# WHAT THE TASK REQUIRES
Show every line where "closures" occurs.

Records from a collection
* START *

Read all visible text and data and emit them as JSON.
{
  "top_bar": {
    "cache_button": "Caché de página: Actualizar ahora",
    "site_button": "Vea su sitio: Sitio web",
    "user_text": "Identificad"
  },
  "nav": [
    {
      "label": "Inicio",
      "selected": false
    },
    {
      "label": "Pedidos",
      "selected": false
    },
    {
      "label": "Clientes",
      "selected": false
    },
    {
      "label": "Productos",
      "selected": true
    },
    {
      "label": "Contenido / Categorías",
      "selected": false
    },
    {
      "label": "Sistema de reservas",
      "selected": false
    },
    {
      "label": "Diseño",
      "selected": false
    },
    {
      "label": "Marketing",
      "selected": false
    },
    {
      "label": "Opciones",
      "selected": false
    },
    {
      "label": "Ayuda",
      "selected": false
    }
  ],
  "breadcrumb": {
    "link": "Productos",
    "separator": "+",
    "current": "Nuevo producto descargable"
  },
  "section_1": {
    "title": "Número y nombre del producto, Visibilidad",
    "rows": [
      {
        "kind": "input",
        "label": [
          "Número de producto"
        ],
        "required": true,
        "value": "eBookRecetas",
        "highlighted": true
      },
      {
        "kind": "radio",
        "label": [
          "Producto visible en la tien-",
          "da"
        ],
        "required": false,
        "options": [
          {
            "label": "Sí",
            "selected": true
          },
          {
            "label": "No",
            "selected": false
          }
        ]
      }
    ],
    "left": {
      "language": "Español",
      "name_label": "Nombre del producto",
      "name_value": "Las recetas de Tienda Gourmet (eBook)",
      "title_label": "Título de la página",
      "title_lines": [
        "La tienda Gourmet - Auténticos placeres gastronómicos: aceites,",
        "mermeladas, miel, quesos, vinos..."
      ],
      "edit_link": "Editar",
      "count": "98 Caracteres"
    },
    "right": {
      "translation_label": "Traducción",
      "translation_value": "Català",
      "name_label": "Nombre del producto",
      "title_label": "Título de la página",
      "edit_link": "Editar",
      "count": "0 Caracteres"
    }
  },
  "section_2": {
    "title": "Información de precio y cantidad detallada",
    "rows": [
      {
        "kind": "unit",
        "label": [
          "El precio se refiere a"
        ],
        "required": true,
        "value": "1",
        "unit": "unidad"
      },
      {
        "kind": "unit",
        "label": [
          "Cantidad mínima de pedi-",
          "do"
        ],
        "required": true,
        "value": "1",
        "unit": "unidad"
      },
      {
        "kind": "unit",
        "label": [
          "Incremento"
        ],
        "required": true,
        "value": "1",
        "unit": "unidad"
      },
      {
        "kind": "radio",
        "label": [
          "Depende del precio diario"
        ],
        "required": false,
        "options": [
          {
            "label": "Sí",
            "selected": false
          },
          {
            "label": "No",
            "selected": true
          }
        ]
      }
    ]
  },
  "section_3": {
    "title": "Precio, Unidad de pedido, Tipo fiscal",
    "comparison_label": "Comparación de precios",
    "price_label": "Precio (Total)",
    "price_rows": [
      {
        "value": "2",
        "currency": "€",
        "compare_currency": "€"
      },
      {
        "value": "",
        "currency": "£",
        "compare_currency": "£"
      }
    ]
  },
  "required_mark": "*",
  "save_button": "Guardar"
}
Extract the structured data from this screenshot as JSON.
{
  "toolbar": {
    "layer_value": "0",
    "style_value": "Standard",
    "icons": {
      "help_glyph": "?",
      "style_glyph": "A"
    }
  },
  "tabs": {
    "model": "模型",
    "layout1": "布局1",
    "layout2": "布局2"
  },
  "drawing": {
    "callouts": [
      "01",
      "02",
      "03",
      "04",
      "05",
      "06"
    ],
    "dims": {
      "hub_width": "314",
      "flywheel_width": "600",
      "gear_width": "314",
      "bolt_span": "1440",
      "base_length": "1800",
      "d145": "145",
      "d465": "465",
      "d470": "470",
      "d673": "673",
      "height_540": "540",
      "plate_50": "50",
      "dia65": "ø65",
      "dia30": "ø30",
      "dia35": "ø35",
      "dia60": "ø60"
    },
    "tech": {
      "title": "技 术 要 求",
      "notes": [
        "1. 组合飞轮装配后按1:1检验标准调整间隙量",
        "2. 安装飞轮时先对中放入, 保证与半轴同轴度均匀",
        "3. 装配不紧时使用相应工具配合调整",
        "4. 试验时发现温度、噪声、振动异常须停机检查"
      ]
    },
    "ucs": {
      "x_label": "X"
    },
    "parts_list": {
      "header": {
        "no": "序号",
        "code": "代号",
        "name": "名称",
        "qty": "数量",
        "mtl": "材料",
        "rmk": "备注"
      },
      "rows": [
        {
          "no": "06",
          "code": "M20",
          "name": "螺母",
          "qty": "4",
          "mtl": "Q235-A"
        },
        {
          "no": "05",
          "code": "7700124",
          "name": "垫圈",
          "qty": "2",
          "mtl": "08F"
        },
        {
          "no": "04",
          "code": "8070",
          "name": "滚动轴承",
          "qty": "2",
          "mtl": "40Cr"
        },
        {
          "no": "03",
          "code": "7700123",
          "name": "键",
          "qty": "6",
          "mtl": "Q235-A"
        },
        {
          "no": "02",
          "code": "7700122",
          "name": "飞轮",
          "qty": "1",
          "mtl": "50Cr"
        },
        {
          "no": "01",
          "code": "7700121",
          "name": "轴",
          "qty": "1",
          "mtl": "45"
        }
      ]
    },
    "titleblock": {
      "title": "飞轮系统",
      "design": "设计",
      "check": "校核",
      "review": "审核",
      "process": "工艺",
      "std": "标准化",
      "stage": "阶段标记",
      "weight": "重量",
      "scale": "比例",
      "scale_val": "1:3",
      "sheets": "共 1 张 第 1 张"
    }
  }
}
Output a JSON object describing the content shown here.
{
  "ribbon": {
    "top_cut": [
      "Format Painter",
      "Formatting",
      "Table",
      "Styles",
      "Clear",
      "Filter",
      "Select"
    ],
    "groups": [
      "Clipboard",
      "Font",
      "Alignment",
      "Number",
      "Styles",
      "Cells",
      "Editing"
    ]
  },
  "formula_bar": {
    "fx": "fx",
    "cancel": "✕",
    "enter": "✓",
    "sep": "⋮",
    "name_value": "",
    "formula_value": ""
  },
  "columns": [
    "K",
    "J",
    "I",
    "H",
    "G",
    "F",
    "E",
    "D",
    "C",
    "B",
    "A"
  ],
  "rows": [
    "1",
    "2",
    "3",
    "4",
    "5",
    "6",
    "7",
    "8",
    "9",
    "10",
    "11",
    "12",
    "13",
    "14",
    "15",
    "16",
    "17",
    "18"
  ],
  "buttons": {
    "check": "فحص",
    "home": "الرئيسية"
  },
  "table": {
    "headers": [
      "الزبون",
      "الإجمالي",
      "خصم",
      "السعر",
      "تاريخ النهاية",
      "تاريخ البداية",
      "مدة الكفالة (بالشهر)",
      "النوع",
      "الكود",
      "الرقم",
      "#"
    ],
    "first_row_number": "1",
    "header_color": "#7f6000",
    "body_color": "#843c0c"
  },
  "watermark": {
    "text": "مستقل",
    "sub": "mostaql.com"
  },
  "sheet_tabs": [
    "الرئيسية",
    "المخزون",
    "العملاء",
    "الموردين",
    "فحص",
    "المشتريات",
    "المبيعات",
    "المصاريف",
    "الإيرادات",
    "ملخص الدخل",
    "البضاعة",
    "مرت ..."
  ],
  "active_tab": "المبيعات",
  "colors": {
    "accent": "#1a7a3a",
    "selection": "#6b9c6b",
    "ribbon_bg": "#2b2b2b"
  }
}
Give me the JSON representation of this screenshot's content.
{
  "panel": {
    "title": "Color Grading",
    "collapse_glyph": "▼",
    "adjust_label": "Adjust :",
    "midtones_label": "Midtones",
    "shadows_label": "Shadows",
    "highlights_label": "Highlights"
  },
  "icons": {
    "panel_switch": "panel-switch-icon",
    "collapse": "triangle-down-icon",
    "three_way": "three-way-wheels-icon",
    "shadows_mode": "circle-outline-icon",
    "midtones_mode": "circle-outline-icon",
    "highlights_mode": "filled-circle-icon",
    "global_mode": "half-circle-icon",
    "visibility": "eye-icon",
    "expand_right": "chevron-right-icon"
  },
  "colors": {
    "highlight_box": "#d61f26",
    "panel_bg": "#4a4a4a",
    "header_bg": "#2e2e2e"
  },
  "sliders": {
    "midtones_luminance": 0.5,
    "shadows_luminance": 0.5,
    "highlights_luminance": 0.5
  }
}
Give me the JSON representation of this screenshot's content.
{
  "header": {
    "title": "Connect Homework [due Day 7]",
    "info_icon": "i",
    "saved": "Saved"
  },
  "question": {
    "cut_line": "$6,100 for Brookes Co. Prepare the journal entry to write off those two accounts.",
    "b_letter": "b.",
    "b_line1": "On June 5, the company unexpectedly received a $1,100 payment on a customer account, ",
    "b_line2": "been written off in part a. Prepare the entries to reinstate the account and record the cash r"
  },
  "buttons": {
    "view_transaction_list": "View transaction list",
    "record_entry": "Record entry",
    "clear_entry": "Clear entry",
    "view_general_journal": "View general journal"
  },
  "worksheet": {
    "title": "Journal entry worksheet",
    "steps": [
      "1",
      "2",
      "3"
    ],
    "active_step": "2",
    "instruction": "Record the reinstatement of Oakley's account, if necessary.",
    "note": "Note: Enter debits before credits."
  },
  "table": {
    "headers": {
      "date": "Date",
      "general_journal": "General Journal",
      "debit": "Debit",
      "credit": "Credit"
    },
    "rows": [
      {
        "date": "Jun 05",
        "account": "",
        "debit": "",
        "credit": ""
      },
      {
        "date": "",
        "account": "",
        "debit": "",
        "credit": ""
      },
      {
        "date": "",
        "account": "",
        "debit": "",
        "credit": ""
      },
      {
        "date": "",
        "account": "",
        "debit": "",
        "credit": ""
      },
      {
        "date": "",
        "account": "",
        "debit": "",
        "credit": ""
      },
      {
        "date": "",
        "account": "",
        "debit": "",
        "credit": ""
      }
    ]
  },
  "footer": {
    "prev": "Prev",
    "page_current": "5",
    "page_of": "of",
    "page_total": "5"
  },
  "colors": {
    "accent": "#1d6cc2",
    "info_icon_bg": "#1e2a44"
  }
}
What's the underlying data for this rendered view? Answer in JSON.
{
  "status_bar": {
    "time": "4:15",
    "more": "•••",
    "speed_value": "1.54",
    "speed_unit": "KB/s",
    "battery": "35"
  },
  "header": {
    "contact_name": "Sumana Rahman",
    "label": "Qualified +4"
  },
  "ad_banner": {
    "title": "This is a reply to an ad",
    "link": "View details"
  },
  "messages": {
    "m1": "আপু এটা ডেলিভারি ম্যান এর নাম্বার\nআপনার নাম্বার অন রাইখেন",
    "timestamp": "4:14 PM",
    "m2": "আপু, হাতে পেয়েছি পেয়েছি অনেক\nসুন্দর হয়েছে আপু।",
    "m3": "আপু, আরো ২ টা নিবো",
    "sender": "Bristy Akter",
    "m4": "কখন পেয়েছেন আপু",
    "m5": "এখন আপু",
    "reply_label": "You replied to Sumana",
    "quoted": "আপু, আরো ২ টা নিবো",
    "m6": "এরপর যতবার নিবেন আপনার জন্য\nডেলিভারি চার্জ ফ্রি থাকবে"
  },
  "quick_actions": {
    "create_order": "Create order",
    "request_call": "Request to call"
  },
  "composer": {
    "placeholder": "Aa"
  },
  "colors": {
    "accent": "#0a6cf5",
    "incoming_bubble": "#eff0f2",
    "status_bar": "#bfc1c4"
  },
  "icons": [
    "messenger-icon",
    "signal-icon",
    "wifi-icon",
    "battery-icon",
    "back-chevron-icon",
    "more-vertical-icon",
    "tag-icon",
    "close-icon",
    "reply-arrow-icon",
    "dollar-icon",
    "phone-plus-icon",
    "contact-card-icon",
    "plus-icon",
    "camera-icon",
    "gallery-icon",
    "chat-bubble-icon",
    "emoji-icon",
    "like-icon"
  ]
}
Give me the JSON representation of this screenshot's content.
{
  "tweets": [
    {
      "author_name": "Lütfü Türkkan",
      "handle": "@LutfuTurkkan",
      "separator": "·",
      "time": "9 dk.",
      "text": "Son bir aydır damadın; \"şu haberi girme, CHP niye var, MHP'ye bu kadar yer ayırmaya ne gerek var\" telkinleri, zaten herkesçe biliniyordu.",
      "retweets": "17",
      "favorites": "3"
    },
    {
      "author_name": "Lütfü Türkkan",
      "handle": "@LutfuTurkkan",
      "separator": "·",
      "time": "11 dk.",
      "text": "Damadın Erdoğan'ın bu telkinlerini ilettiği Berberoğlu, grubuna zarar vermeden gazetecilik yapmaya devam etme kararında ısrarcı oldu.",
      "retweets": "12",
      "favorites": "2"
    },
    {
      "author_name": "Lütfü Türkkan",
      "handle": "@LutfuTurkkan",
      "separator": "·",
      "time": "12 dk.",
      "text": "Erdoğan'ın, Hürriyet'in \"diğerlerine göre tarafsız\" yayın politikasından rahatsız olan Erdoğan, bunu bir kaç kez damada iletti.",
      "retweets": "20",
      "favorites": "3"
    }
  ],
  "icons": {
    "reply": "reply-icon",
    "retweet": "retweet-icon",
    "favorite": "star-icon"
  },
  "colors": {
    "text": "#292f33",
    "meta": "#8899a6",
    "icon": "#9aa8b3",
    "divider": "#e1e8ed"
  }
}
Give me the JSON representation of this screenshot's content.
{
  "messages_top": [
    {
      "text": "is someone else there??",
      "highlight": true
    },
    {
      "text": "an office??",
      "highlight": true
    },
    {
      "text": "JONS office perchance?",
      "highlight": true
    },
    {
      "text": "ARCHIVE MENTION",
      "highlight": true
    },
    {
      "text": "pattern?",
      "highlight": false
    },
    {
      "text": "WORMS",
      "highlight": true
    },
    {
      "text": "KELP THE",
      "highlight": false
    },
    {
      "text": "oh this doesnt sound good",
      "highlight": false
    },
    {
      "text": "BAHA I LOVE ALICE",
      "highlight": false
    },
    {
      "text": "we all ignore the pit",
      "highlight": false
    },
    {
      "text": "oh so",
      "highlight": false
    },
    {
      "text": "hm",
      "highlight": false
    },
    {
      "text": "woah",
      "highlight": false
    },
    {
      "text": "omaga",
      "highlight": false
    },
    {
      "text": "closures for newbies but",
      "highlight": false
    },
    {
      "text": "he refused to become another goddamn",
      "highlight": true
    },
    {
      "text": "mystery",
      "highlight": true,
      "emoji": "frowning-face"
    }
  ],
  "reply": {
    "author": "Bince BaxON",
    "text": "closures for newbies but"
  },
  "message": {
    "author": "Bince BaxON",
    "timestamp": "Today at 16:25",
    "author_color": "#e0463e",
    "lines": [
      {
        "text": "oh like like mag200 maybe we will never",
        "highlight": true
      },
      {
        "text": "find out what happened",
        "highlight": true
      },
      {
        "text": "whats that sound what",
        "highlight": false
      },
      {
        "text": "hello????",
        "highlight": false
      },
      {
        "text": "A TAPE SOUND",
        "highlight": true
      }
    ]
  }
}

* END *

# EXERCISE RESULT
      "text": "closures for newbies but",
    "text": "closures for newbies but"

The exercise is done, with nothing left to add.